Stated problem: Copy out all the entries word for word.

Data in this exercise:
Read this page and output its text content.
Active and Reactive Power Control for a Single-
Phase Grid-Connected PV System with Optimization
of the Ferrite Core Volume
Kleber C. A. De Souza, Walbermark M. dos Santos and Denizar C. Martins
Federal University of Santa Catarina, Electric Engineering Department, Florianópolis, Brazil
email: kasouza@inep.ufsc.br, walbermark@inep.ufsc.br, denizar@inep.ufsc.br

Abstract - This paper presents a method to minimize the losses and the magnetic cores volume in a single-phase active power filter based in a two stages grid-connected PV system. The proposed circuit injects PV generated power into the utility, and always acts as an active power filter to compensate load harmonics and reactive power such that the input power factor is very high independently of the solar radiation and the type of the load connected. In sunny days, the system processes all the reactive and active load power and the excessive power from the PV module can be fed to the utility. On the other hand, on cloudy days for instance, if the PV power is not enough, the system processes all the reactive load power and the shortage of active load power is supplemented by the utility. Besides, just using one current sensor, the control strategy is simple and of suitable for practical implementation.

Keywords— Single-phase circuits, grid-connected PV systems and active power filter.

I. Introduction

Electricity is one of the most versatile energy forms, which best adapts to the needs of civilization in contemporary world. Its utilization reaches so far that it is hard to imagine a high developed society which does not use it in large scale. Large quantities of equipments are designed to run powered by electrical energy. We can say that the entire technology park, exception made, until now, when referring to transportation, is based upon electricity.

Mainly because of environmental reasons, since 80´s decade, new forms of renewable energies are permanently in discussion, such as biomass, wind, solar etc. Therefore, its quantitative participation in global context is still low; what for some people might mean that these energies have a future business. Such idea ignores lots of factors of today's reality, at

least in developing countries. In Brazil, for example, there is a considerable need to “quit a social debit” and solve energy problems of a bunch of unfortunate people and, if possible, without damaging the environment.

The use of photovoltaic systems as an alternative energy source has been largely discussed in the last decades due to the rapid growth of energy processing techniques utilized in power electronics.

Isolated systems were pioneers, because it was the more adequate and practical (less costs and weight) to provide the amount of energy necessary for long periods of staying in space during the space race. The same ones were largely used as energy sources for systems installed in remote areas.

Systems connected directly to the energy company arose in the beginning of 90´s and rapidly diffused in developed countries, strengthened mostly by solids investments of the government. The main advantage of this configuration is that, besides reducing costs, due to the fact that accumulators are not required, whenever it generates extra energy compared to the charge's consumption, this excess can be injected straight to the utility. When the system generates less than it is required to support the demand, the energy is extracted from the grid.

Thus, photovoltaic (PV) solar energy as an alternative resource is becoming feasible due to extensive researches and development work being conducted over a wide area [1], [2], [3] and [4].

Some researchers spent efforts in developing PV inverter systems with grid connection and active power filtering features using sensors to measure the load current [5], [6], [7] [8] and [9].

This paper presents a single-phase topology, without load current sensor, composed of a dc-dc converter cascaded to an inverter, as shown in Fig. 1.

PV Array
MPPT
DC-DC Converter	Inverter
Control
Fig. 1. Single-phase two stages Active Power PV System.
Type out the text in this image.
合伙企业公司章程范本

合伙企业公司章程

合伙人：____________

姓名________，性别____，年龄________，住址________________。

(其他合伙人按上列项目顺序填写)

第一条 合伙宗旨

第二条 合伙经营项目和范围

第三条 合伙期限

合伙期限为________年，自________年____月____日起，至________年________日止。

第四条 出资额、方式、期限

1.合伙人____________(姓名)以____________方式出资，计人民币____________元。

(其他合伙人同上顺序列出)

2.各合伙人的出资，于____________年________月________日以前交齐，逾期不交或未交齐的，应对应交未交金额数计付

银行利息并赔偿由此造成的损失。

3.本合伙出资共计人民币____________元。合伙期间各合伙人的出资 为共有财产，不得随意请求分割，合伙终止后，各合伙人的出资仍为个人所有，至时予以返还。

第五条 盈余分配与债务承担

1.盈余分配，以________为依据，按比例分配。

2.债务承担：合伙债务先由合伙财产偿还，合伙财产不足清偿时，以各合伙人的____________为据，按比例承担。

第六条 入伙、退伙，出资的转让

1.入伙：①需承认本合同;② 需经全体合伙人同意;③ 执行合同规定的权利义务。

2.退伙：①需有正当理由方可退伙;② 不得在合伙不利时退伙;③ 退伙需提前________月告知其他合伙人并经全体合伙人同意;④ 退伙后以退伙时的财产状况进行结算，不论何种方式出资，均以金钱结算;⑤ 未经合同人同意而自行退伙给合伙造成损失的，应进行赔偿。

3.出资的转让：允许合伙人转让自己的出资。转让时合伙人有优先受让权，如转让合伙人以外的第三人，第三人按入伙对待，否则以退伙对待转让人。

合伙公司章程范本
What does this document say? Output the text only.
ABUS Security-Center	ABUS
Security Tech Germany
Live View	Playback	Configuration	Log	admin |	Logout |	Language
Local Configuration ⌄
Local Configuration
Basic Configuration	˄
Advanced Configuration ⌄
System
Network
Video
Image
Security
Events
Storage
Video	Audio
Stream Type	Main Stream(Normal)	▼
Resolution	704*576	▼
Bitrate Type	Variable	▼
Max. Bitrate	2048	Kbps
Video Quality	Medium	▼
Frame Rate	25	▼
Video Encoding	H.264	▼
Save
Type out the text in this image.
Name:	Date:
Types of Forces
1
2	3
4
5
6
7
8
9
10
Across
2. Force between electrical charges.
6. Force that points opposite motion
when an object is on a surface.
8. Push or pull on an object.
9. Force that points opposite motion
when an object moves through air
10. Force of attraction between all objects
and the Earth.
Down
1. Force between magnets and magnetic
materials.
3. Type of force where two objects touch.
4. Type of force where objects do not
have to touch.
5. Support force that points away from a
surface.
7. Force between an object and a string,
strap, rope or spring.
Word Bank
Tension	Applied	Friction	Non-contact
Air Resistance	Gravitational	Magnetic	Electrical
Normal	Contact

Result for this exercise:
Read this page and output its text content.
Active and Reactive Power Control for a Single-
Phase Grid-Connected PV System with Optimization
of the Ferrite Core Volume
Kleber C. A. De Souza, Walbermark M. dos Santos and Denizar C. Martins
Federal University of Santa Catarina, Electric Engineering Department, Florianópolis, Brazil
email: kasouza@inep.ufsc.br, walbermark@inep.ufsc.br, denizar@inep.ufsc.br

Abstract - This paper presents a method to minimize the losses and the magnetic cores volume in a single-phase active power filter based in a two stages grid-connected PV system. The proposed circuit injects PV generated power into the utility, and always acts as an active power filter to compensate load harmonics and reactive power such that the input power factor is very high independently of the solar radiation and the type of the load connected. In sunny days, the system processes all the reactive and active load power and the excessive power from the PV module can be fed to the utility. On the other hand, on cloudy days for instance, if the PV power is not enough, the system processes all the reactive load power and the shortage of active load power is supplemented by the utility. Besides, just using one current sensor, the control strategy is simple and of suitable for practical implementation.

Keywords— Single-phase circuits, grid-connected PV systems and active power filter.

I. Introduction

Electricity is one of the most versatile energy forms, which best adapts to the needs of civilization in contemporary world. Its utilization reaches so far that it is hard to imagine a high developed society which does not use it in large scale. Large quantities of equipments are designed to run powered by electrical energy. We can say that the entire technology park, exception made, until now, when referring to transportation, is based upon electricity.

Mainly because of environmental reasons, since 80´s decade, new forms of renewable energies are permanently in discussion, such as biomass, wind, solar etc. Therefore, its quantitative participation in global context is still low; what for some people might mean that these energies have a future business. Such idea ignores lots of factors of today's reality, at

least in developing countries. In Brazil, for example, there is a considerable need to “quit a social debit” and solve energy problems of a bunch of unfortunate people and, if possible, without damaging the environment.

The use of photovoltaic systems as an alternative energy source has been largely discussed in the last decades due to the rapid growth of energy processing techniques utilized in power electronics.

Isolated systems were pioneers, because it was the more adequate and practical (less costs and weight) to provide the amount of energy necessary for long periods of staying in space during the space race. The same ones were largely used as energy sources for systems installed in remote areas.

Systems connected directly to the energy company arose in the beginning of 90´s and rapidly diffused in developed countries, strengthened mostly by solids investments of the government. The main advantage of this configuration is that, besides reducing costs, due to the fact that accumulators are not required, whenever it generates extra energy compared to the charge's consumption, this excess can be injected straight to the utility. When the system generates less than it is required to support the demand, the energy is extracted from the grid.

Thus, photovoltaic (PV) solar energy as an alternative resource is becoming feasible due to extensive researches and development work being conducted over a wide area [1], [2], [3] and [4].

Some researchers spent efforts in developing PV inverter systems with grid connection and active power filtering features using sensors to measure the load current [5], [6], [7] [8] and [9].

This paper presents a single-phase topology, without load current sensor, composed of a dc-dc converter cascaded to an inverter, as shown in Fig. 1.

PV Array
MPPT
DC-DC Converter	Inverter
Control
Fig. 1. Single-phase two stages Active Power PV System.
Type out the text in this image.
合伙企业公司章程范本

合伙企业公司章程

合伙人：____________

姓名________，性别____，年龄________，住址________________。

(其他合伙人按上列项目顺序填写)

第一条 合伙宗旨

第二条 合伙经营项目和范围

第三条 合伙期限

合伙期限为________年，自________年____月____日起，至________年________日止。

第四条 出资额、方式、期限

1.合伙人____________(姓名)以____________方式出资，计人民币____________元。

(其他合伙人同上顺序列出)

2.各合伙人的出资，于____________年________月________日以前交齐，逾期不交或未交齐的，应对应交未交金额数计付

银行利息并赔偿由此造成的损失。

3.本合伙出资共计人民币____________元。合伙期间各合伙人的出资 为共有财产，不得随意请求分割，合伙终止后，各合伙人的出资仍为个人所有，至时予以返还。

第五条 盈余分配与债务承担

1.盈余分配，以________为依据，按比例分配。

2.债务承担：合伙债务先由合伙财产偿还，合伙财产不足清偿时，以各合伙人的____________为据，按比例承担。

第六条 入伙、退伙，出资的转让

1.入伙：①需承认本合同;② 需经全体合伙人同意;③ 执行合同规定的权利义务。

2.退伙：①需有正当理由方可退伙;② 不得在合伙不利时退伙;③ 退伙需提前________月告知其他合伙人并经全体合伙人同意;④ 退伙后以退伙时的财产状况进行结算，不论何种方式出资，均以金钱结算;⑤ 未经合同人同意而自行退伙给合伙造成损失的，应进行赔偿。

3.出资的转让：允许合伙人转让自己的出资。转让时合伙人有优先受让权，如转让合伙人以外的第三人，第三人按入伙对待，否则以退伙对待转让人。

合伙公司章程范本
What does this document say? Output the text only.
ABUS Security-Center	ABUS
Security Tech Germany
Live View	Playback	Configuration	Log	admin |	Logout |	Language
Local Configuration ⌄
Local Configuration
Basic Configuration	˄
Advanced Configuration ⌄
System
Network
Video
Image
Security
Events
Storage
Video	Audio
Stream Type	Main Stream(Normal)	▼
Resolution	704*576	▼
Bitrate Type	Variable	▼
Max. Bitrate	2048	Kbps
Video Quality	Medium	▼
Frame Rate	25	▼
Video Encoding	H.264	▼
Save
Type out the text in this image.
Name:	Date:
Types of Forces
1
2	3
4
5
6
7
8
9
10
Across
2. Force between electrical charges.
6. Force that points opposite motion
when an object is on a surface.
8. Push or pull on an object.
9. Force that points opposite motion
when an object moves through air
10. Force of attraction between all objects
and the Earth.
Down
1. Force between magnets and magnetic
materials.
3. Type of force where two objects touch.
4. Type of force where objects do not
have to touch.
5. Support force that points away from a
surface.
7. Force between an object and a string,
strap, rope or spring.
Word Bank
Tension	Applied	Friction	Non-contact
Air Resistance	Gravitational	Magnetic	Electrical
Normal	Contact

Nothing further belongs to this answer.